Work instructions:
Locate each line of the material that contains "jest", then return it.

Recorded data
※
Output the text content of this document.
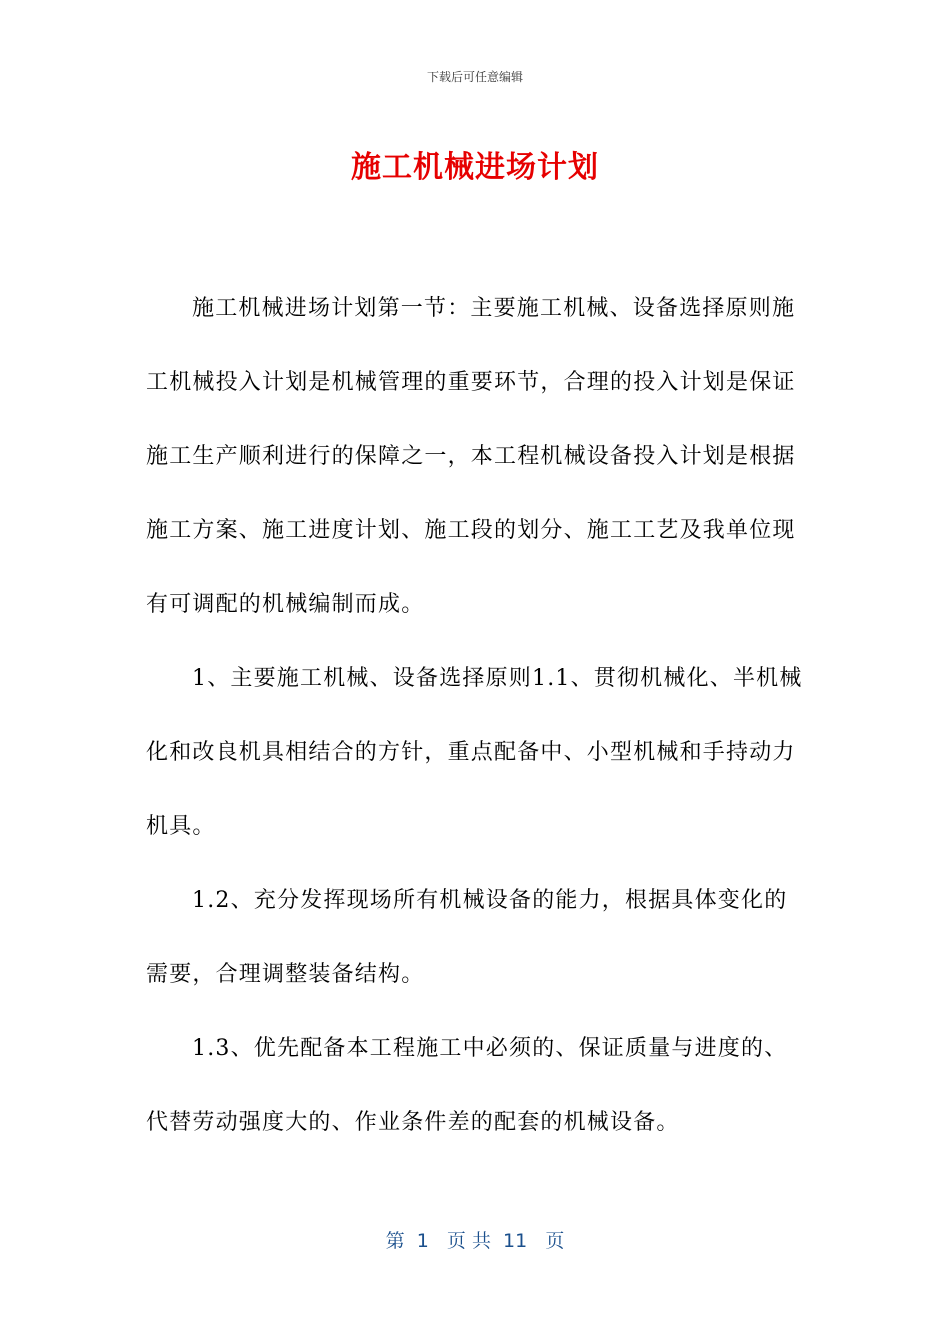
下载后可任意编辑
施工机械进场计划

施工机械进场计划第一节：主要施工机械、设备选择原则施工机械投入计划是机械管理的重要环节，合理的投入计划是保证施工生产顺利进行的保障之一，本工程机械设备投入计划是根据施工方案、施工进度计划、施工段的划分、施工工艺及我单位现有可调配的机械编制而成。

1、主要施工机械、设备选择原则1.1、贯彻机械化、半机械化和改良机具相结合的方针，重点配备中、小型机械和手持动力机具。

1.2、充分发挥现场所有机械设备的能力，根据具体变化的需要，合理调整装备结构。

1.3、优先配备本工程施工中必须的、保证质量与进度的、代替劳动强度大的、作业条件差的配套的机械设备。

第  1   页 共  11   页
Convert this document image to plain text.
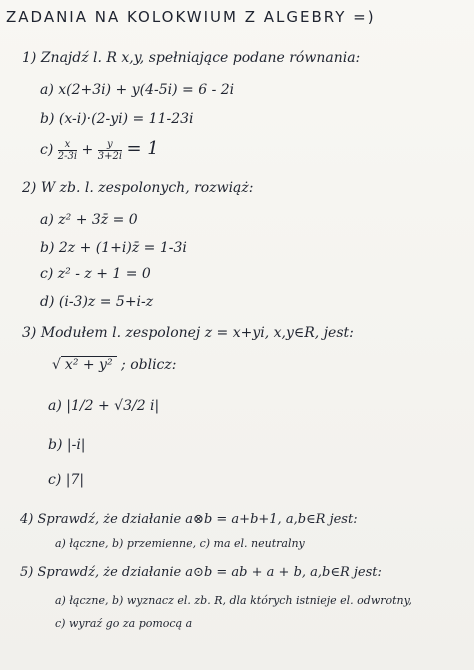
ZADANIA NA KOLOKWIUM Z ALGEBRY =)
1) Znajdź l. R x,y, spełniające podane równania:
a) x(2+3i) + y(4-5i) = 6 - 2i
b) (x-i)·(2-yi) = 11-23i
$c) \frac{x}{2-3i} + \frac{y}{3+2i} = 1$
2) W zb. l. zespolonych, rozwiąż:
a) z² + 3z̄ = 0
b) 2z + (1+i)z̄ = 1-3i
c) z² - z + 1 = 0
d) (i-3)z = 5+i-z
3) Modułem l. zespolonej z = x+yi, x,y∈R, jest:
√ x² + y² ; oblicz:
a) |1/2 + √3/2 i|
b) |-i|
c) |7|
4) Sprawdź, że działanie a⊗b = a+b+1, a,b∈R jest:
a) łączne, b) przemienne, c) ma el. neutralny
5) Sprawdź, że działanie a⊙b = ab + a + b, a,b∈R jest:
a) łączne, b) wyznacz el. zb. R, dla których istnieje el. odwrotny,
c) wyraź go za pomocą a
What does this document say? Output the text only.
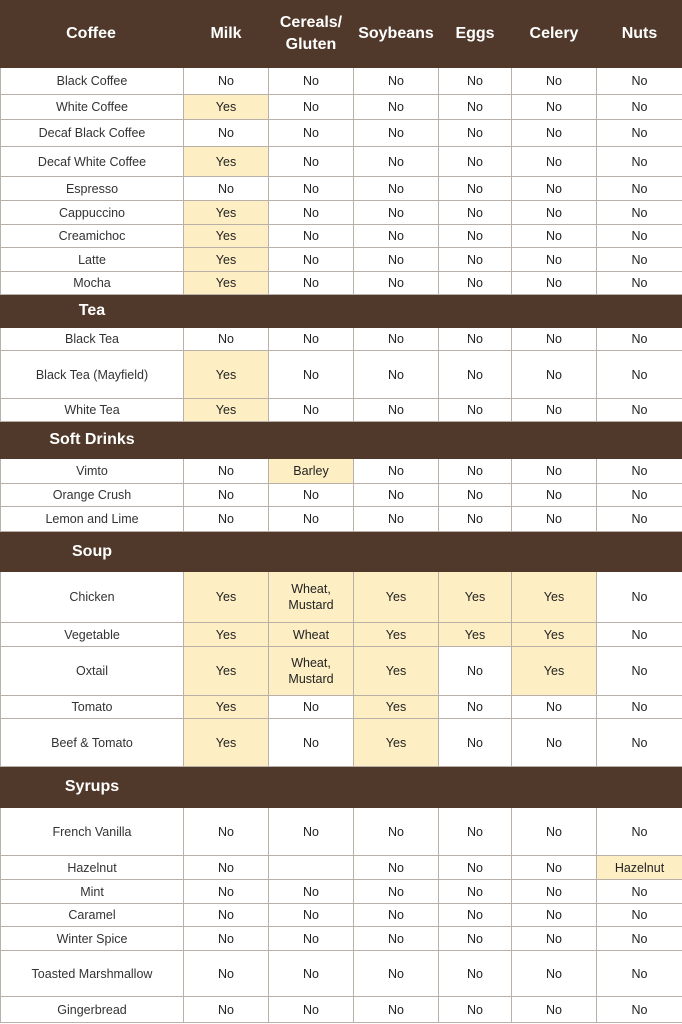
Coffee	Milk	Cereals/ Gluten	Soybeans	Eggs	Celery	Nuts
Black Coffee	No	No	No	No	No	No
White Coffee	Yes	No	No	No	No	No
Decaf Black Coffee	No	No	No	No	No	No
Decaf White Coffee	Yes	No	No	No	No	No
Espresso	No	No	No	No	No	No
Cappuccino	Yes	No	No	No	No	No
Creamichoc	Yes	No	No	No	No	No
Latte	Yes	No	No	No	No	No
Mocha	Yes	No	No	No	No	No
Tea						
Black Tea	No	No	No	No	No	No
Black Tea (Mayfield)	Yes	No	No	No	No	No
White Tea	Yes	No	No	No	No	No
Soft Drinks						
Vimto	No	Barley	No	No	No	No
Orange Crush	No	No	No	No	No	No
Lemon and Lime	No	No	No	No	No	No
Soup						
Chicken	Yes	Wheat, Mustard	Yes	Yes	Yes	No
Vegetable	Yes	Wheat	Yes	Yes	Yes	No
Oxtail	Yes	Wheat, Mustard	Yes	No	Yes	No
Tomato	Yes	No	Yes	No	No	No
Beef & Tomato	Yes	No	Yes	No	No	No
Syrups						
French Vanilla	No	No	No	No	No	No
Hazelnut	No		No	No	No	Hazelnut
Mint	No	No	No	No	No	No
Caramel	No	No	No	No	No	No
Winter Spice	No	No	No	No	No	No
Toasted Marshmallow	No	No	No	No	No	No
Gingerbread	No	No	No	No	No	No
※
Finished task:
3) Modułem l. zespolonej z = x+yi, x,y∈R, jest:
4) Sprawdź, że działanie a⊗b = a+b+1, a,b∈R jest:
5) Sprawdź, że działanie a⊙b = ab + a + b, a,b∈R jest:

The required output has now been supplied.